Records to use =>
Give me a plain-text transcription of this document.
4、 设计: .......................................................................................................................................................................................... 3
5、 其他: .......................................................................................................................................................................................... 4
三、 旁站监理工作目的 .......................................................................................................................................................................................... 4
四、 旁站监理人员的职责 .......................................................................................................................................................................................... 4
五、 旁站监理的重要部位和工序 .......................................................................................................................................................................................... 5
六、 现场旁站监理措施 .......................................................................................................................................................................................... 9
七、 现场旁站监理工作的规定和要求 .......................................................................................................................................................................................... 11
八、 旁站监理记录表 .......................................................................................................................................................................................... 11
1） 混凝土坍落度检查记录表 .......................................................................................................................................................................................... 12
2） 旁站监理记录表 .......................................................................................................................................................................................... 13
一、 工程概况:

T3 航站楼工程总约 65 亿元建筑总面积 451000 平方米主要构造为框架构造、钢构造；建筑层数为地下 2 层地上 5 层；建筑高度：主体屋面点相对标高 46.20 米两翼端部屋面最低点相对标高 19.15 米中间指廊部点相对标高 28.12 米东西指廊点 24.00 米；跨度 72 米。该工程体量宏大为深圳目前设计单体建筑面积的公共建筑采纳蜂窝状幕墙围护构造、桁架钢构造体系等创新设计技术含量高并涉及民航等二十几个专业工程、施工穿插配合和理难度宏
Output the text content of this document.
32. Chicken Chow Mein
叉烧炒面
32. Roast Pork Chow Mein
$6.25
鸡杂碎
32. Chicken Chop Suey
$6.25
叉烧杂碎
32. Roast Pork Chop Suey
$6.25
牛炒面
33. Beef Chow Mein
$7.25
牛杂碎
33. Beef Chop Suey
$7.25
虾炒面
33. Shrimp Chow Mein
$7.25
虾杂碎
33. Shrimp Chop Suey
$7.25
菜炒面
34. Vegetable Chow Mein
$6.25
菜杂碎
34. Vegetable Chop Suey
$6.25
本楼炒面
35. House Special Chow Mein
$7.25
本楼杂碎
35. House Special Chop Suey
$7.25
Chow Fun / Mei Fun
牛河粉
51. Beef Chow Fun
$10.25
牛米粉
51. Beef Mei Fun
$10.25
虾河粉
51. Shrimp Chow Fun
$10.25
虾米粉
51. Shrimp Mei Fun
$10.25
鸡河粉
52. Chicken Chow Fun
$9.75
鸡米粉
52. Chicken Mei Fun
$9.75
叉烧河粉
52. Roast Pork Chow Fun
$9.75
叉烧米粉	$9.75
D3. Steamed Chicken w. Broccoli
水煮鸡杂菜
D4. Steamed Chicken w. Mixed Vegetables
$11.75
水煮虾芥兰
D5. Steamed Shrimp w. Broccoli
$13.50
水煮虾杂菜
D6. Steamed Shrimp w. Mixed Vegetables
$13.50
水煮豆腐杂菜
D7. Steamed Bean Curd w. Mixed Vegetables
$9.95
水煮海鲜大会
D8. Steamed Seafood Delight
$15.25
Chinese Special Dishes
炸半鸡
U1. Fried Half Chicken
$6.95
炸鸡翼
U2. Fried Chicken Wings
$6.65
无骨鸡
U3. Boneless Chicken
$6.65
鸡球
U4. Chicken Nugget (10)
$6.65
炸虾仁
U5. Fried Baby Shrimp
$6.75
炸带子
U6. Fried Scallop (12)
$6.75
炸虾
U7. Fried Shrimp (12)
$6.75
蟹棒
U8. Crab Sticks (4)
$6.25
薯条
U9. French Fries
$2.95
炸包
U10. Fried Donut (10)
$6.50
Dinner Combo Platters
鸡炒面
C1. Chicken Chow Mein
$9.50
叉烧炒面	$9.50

Short problem =>
Sift the material for lines with the string "Fried". Copy each one found.

Exercise result =>
U1. Fried Half Chicken
U2. Fried Chicken Wings
U5. Fried Baby Shrimp
U6. Fried Scallop (12)
U7. Fried Shrimp (12)
U10. Fried Donut (10)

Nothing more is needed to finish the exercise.